GOAL
Copy out each line featuring the string "отпускаются" from the entries beneath.

** Begin **

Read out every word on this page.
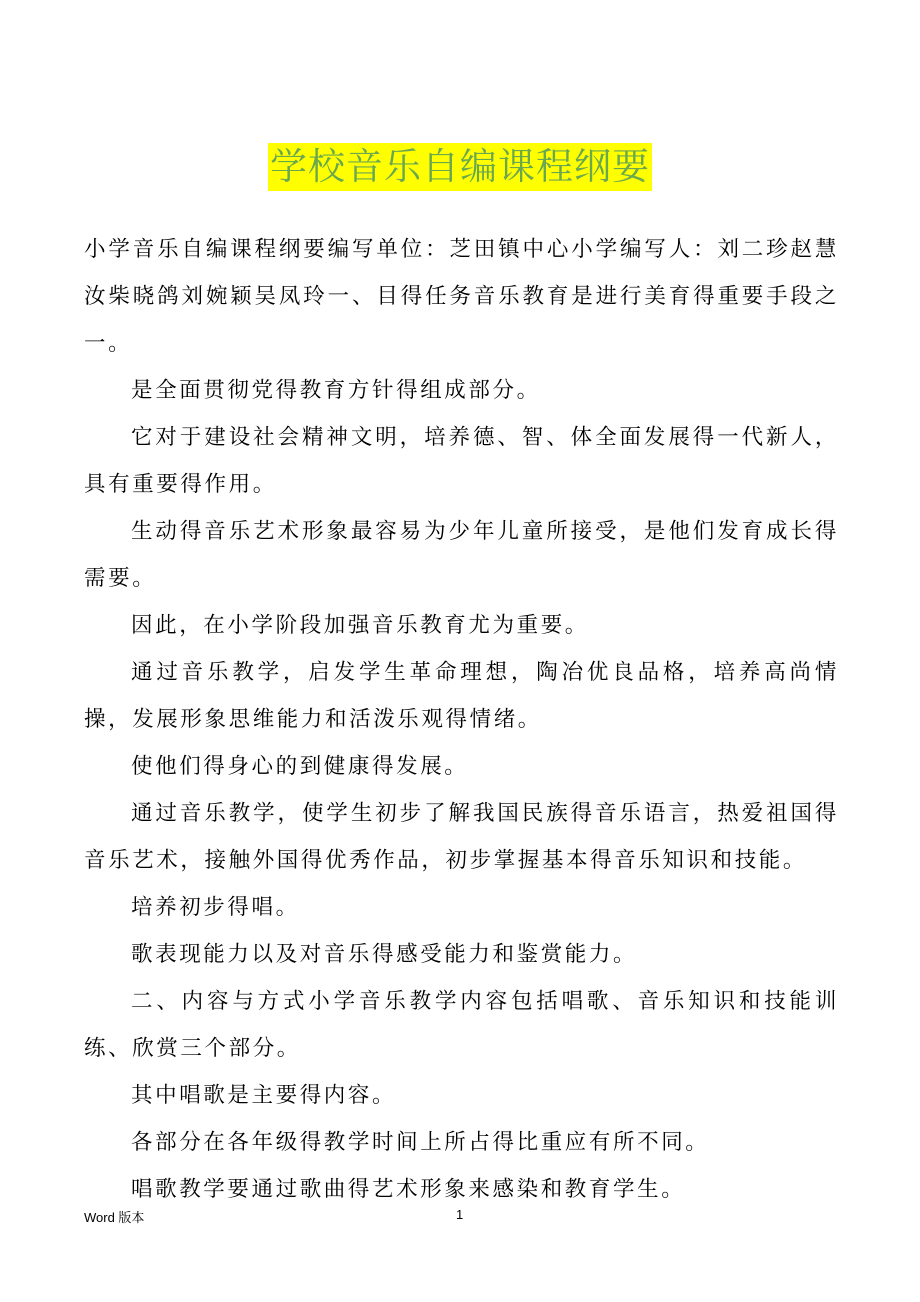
学校音乐自编课程纲要

小学音乐自编课程纲要编写单位：芝田镇中心小学编写人：刘二珍赵慧汝柴晓鸽刘婉颖吴凤玲一、目得任务音乐教育是进行美育得重要手段之一。

是全面贯彻党得教育方针得组成部分。

它对于建设社会精神文明，培养德、智、体全面发展得一代新人，具有重要得作用。

生动得音乐艺术形象最容易为少年儿童所接受，是他们发育成长得需要。

因此，在小学阶段加强音乐教育尤为重要。

通过音乐教学，启发学生革命理想，陶冶优良品格，培养高尚情操，发展形象思维能力和活泼乐观得情绪。

使他们得身心的到健康得发展。

通过音乐教学，使学生初步了解我国民族得音乐语言，热爱祖国得音乐艺术，接触外国得优秀作品，初步掌握基本得音乐知识和技能。

培养初步得唱。

歌表现能力以及对音乐得感受能力和鉴赏能力。

二、内容与方式小学音乐教学内容包括唱歌、音乐知识和技能训练、欣赏三个部分。

其中唱歌是主要得内容。

各部分在各年级得教学时间上所占得比重应有所不同。

唱歌教学要通过歌曲得艺术形象来感染和教育学生。

Word 版本	1
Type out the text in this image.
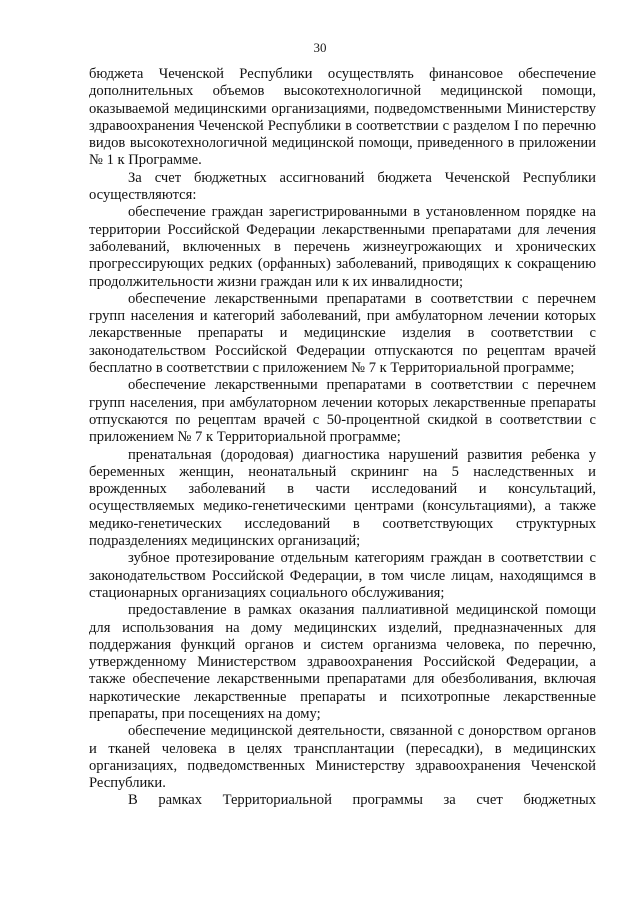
30

бюджета Чеченской Республики осуществлять финансовое обеспечение дополнительных объемов высокотехнологичной медицинской помощи, оказываемой медицинскими организациями, подведомственными Министерству здравоохранения Чеченской Республики в соответствии с разделом I по перечню видов высокотехнологичной медицинской помощи, приведенного в приложении № 1 к Программе.

За счет бюджетных ассигнований бюджета Чеченской Республики осуществляются:

обеспечение граждан зарегистрированными в установленном порядке на территории Российской Федерации лекарственными препаратами для лечения заболеваний, включенных в перечень жизнеугрожающих и хронических прогрессирующих редких (орфанных) заболеваний, приводящих к сокращению продолжительности жизни граждан или к их инвалидности;

обеспечение лекарственными препаратами в соответствии с перечнем групп населения и категорий заболеваний, при амбулаторном лечении которых лекарственные препараты и медицинские изделия в соответствии с законодательством Российской Федерации отпускаются по рецептам врачей бесплатно в соответствии с приложением № 7 к Территориальной программе;

обеспечение лекарственными препаратами в соответствии с перечнем групп населения, при амбулаторном лечении которых лекарственные препараты отпускаются по рецептам врачей с 50-процентной скидкой в соответствии с приложением № 7 к Территориальной программе;

пренатальная (дородовая) диагностика нарушений развития ребенка у беременных женщин, неонатальный скрининг на 5 наследственных и врожденных заболеваний в части исследований и консультаций, осуществляемых медико-генетическими центрами (консультациями), а также медико-генетических исследований в соответствующих структурных подразделениях медицинских организаций;

зубное протезирование отдельным категориям граждан в соответствии с законодательством Российской Федерации, в том числе лицам, находящимся в стационарных организациях социального обслуживания;

предоставление в рамках оказания паллиативной медицинской помощи для использования на дому медицинских изделий, предназначенных для поддержания функций органов и систем организма человека, по перечню, утвержденному Министерством здравоохранения Российской Федерации, а также обеспечение лекарственными препаратами для обезболивания, включая наркотические лекарственные препараты и психотропные лекарственные препараты, при посещениях на дому;

обеспечение медицинской деятельности, связанной с донорством органов и тканей человека в целях трансплантации (пересадки), в медицинских организациях, подведомственных Министерству здравоохранения Чеченской Республики.

В рамках Территориальной программы за счет бюджетных
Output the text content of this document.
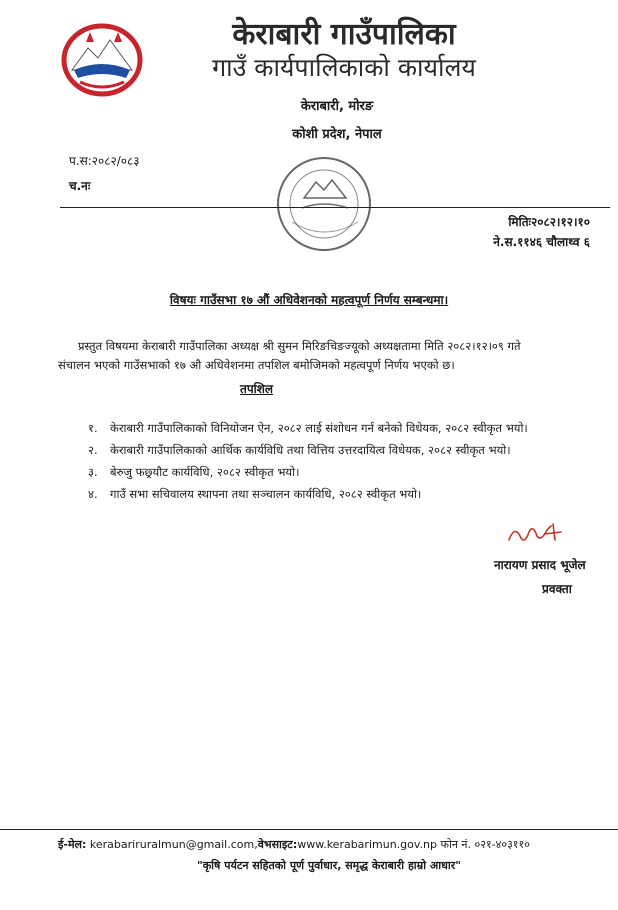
केराबारी गाउँपालिका
गाउँ कार्यपालिकाको कार्यालय
केराबारी, मोरङ
कोशी प्रदेश, नेपाल
प.स:२०८२/०८३
च.नः
मितिः२०८२।१२।१०
ने.स.११४६ चौलाथ्व ६
विषयः गाउँसभा १७ औं अधिवेशनको महत्वपूर्ण निर्णय सम्बन्धमा।
प्रस्तुत विषयमा केराबारी गाउँपालिका अध्यक्ष श्री सुमन मिरिङचिङज्यूको अध्यक्षतामा मिति २०८२।१२।०९ गते
संचालन भएको गाउँसभाको १७ औ अधिवेशनमा तपशिल बमोजिमको महत्वपूर्ण निर्णय भएको छ।
तपशिल
१. केराबारी गाउँपालिकाको विनियोजन ऐन, २०८२ लाई संशोधन गर्न बनेको विधेयक, २०८२ स्वीकृत भयो।
२. केराबारी गाउँपालिकाको आर्थिक कार्यविधि तथा वित्तिय उत्तरदायित्व विधेयक, २०८२ स्वीकृत भयो।
३. बेरुजु फछ्र्यौट कार्यविधि, २०८२ स्वीकृत भयो।
४. गाउँ सभा सचिवालय स्थापना तथा सञ्चालन कार्यविधि, २०८२ स्वीकृत भयो।
नारायण प्रसाद भूजेल
प्रवक्ता
ई-मेल: kerabariruralmun@gmail.com,वेभसाइट:www.kerabarimun.gov.np फोन नं. ०२१-४०३११०
"कृषि पर्यटन सहितको पूर्ण पुर्वाधार, समृद्ध केराबारी हाम्रो आधार"
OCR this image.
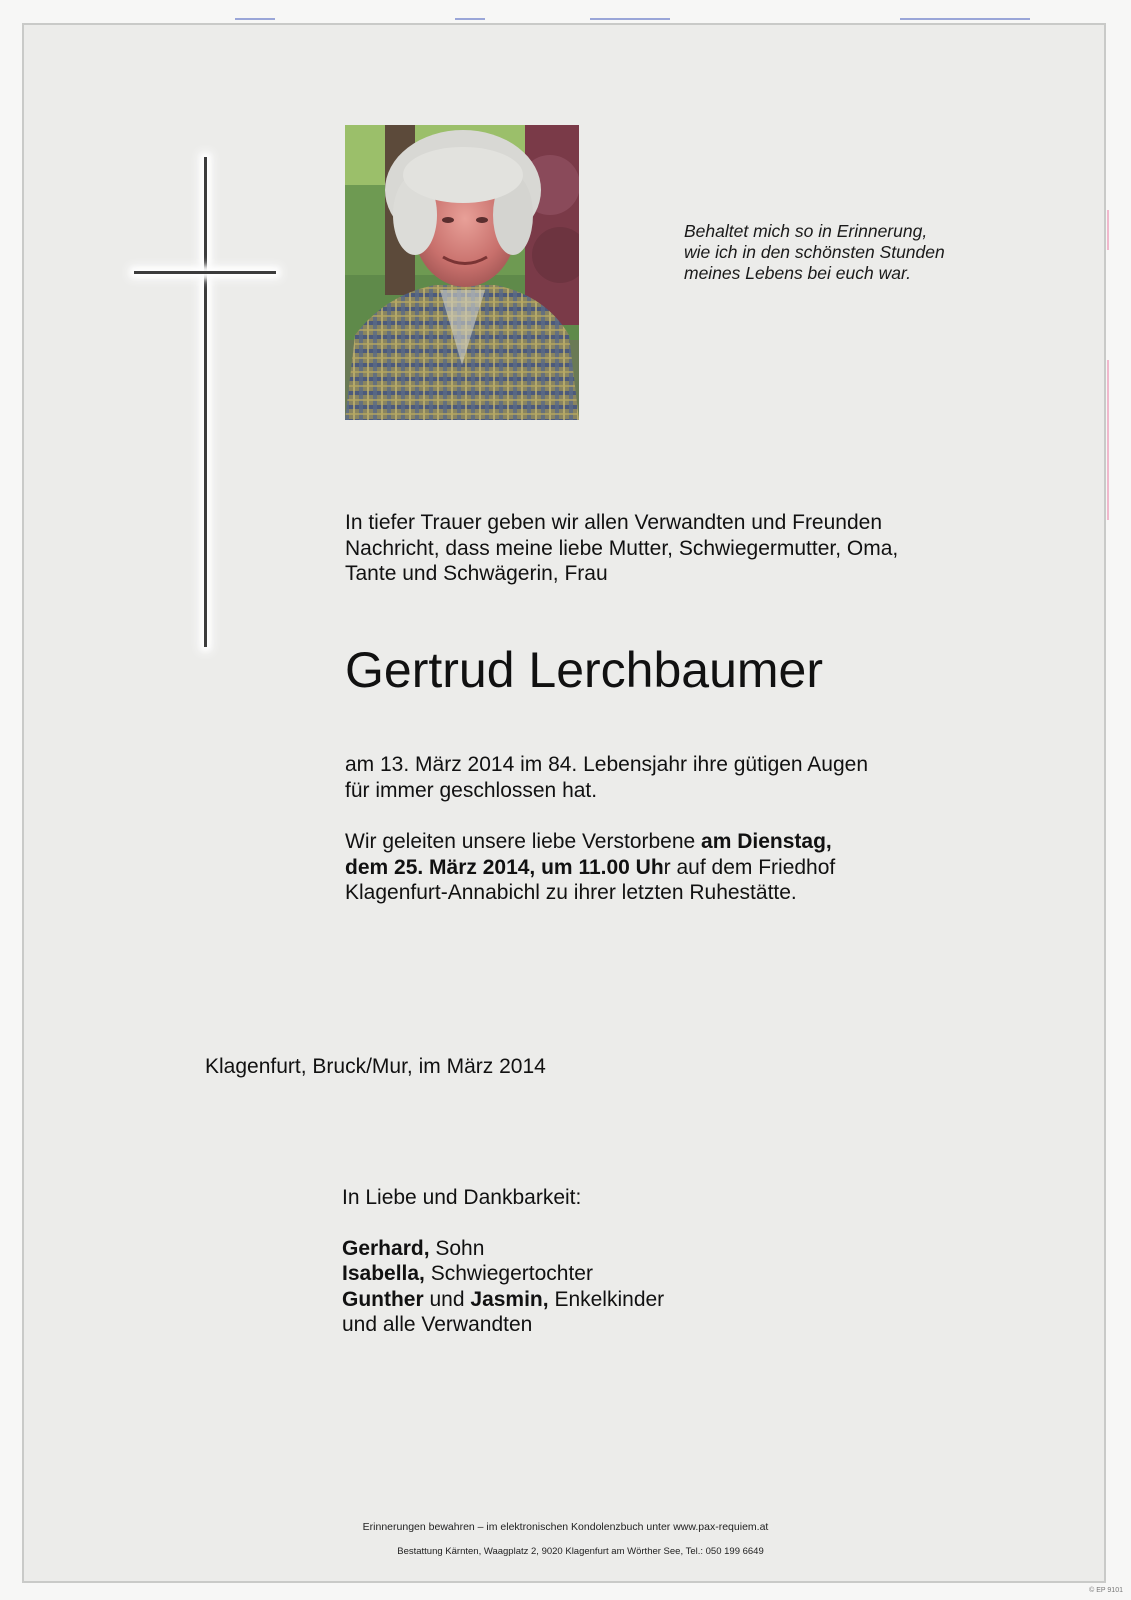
Behaltet mich so in Erinnerung,
wie ich in den schönsten Stunden
meines Lebens bei euch war.
In tiefer Trauer geben wir allen Verwandten und Freunden
Nachricht, dass meine liebe Mutter, Schwiegermutter, Oma,
Tante und Schwägerin, Frau
Gertrud Lerchbaumer
am 13. März 2014 im 84. Lebensjahr ihre gütigen Augen
für immer geschlossen hat.
Wir geleiten unsere liebe Verstorbene am Dienstag,
dem 25. März 2014, um 11.00 Uhr auf dem Friedhof
Klagenfurt-Annabichl zu ihrer letzten Ruhestätte.
Klagenfurt, Bruck/Mur, im März 2014
In Liebe und Dankbarkeit:
Gerhard, Sohn
Isabella, Schwiegertochter
Gunther und Jasmin, Enkelkinder
und alle Verwandten
Erinnerungen bewahren – im elektronischen Kondolenzbuch unter www.pax-requiem.at
Bestattung Kärnten, Waagplatz 2, 9020 Klagenfurt am Wörther See, Tel.: 050 199 6649
© EP 9101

** End **

WRITTEN RESPONSE
обеспечение лекарственными препаратами в соответствии с перечнем групп населения и категорий заболеваний, при амбулаторном лечении которых лекарственные препараты и медицинские изделия в соответствии с законодательством Российской Федерации отпускаются по рецептам врачей бесплатно в соответствии с приложением № 7 к Территориальной программе;
обеспечение лекарственными препаратами в соответствии с перечнем групп населения, при амбулаторном лечении которых лекарственные препараты отпускаются по рецептам врачей с 50-процентной скидкой в соответствии с приложением № 7 к Территориальной программе;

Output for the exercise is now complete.